BRIEF
Repeat the lines from the first one through the line containing "y-tick-label: 1.735 — [684, 452, 714, 466]", inclusive, without changing anything.

DATA EXCERPTS
........

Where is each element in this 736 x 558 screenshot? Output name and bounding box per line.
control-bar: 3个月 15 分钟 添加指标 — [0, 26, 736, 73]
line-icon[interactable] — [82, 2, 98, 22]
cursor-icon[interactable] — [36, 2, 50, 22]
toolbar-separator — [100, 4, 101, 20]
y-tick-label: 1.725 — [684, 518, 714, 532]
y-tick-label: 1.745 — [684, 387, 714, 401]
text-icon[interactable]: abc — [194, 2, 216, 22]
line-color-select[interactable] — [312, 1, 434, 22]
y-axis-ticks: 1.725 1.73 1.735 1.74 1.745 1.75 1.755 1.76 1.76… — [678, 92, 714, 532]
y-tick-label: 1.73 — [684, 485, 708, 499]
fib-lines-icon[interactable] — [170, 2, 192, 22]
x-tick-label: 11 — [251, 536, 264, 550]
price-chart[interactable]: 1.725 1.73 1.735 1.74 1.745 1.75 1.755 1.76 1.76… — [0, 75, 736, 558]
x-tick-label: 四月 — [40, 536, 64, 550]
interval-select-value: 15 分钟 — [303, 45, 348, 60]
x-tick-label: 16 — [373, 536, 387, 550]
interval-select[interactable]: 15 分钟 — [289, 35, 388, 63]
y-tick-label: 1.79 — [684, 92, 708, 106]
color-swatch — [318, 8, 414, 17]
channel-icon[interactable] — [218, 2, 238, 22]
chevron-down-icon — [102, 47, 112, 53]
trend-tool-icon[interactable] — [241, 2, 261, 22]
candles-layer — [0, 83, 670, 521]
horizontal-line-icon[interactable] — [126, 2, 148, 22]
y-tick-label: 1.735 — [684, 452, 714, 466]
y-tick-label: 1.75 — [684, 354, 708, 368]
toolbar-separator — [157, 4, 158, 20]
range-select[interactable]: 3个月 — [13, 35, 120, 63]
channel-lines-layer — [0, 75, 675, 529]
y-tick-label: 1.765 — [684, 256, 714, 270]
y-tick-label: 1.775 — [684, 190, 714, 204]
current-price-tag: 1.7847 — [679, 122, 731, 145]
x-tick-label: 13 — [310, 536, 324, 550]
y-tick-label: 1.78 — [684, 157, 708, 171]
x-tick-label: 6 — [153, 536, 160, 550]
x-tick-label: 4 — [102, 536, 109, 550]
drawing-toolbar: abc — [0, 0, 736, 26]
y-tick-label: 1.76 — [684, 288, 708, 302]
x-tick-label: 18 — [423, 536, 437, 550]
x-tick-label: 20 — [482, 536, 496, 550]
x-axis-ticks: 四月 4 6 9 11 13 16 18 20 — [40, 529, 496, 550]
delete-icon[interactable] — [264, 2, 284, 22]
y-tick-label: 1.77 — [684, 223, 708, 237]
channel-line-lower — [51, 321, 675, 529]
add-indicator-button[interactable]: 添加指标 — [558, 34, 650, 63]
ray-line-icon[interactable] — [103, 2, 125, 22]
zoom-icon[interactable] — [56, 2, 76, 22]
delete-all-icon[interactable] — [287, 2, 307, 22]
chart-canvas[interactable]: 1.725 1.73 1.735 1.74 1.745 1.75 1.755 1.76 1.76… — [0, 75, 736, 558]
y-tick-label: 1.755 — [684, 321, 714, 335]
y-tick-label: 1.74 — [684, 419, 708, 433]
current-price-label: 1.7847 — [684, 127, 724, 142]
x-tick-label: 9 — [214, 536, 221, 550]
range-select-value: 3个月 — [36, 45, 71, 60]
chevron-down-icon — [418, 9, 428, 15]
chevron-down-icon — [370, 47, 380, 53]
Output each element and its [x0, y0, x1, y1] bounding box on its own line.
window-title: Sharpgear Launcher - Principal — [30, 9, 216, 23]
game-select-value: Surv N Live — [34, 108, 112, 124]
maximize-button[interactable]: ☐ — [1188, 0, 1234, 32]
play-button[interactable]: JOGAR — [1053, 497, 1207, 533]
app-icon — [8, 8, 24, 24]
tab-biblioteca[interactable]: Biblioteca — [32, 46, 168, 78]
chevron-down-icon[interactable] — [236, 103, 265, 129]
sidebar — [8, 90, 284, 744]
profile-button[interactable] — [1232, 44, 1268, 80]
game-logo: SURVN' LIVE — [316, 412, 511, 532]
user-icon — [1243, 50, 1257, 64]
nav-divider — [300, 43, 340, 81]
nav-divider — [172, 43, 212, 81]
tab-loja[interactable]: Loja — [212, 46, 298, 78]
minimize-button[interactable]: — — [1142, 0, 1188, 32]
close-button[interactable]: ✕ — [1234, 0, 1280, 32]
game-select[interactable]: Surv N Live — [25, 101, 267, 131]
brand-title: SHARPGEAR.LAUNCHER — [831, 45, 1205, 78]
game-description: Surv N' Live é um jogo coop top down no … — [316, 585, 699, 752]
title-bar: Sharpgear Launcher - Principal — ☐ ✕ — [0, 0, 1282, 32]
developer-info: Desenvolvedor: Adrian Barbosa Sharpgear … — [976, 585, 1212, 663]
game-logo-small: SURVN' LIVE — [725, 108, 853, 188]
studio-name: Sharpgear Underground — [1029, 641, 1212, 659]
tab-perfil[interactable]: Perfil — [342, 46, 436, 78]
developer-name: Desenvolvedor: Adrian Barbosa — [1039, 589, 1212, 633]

........

THE RESULT
Where is each element in this 736 x 558 screenshot? Output name and bounding box per line.
control-bar: 3个月 15 分钟 添加指标 — [0, 26, 736, 73]
line-icon[interactable] — [82, 2, 98, 22]
cursor-icon[interactable] — [36, 2, 50, 22]
toolbar-separator — [100, 4, 101, 20]
y-tick-label: 1.725 — [684, 518, 714, 532]
y-tick-label: 1.745 — [684, 387, 714, 401]
text-icon[interactable]: abc — [194, 2, 216, 22]
line-color-select[interactable] — [312, 1, 434, 22]
y-axis-ticks: 1.725 1.73 1.735 1.74 1.745 1.75 1.755 1.76 1.76… — [678, 92, 714, 532]
y-tick-label: 1.73 — [684, 485, 708, 499]
fib-lines-icon[interactable] — [170, 2, 192, 22]
x-tick-label: 11 — [251, 536, 264, 550]
price-chart[interactable]: 1.725 1.73 1.735 1.74 1.745 1.75 1.755 1.76 1.76… — [0, 75, 736, 558]
x-tick-label: 四月 — [40, 536, 64, 550]
interval-select-value: 15 分钟 — [303, 45, 348, 60]
x-tick-label: 16 — [373, 536, 387, 550]
interval-select[interactable]: 15 分钟 — [289, 35, 388, 63]
y-tick-label: 1.79 — [684, 92, 708, 106]
color-swatch — [318, 8, 414, 17]
channel-icon[interactable] — [218, 2, 238, 22]
chevron-down-icon — [102, 47, 112, 53]
trend-tool-icon[interactable] — [241, 2, 261, 22]
candles-layer — [0, 83, 670, 521]
horizontal-line-icon[interactable] — [126, 2, 148, 22]
y-tick-label: 1.735 — [684, 452, 714, 466]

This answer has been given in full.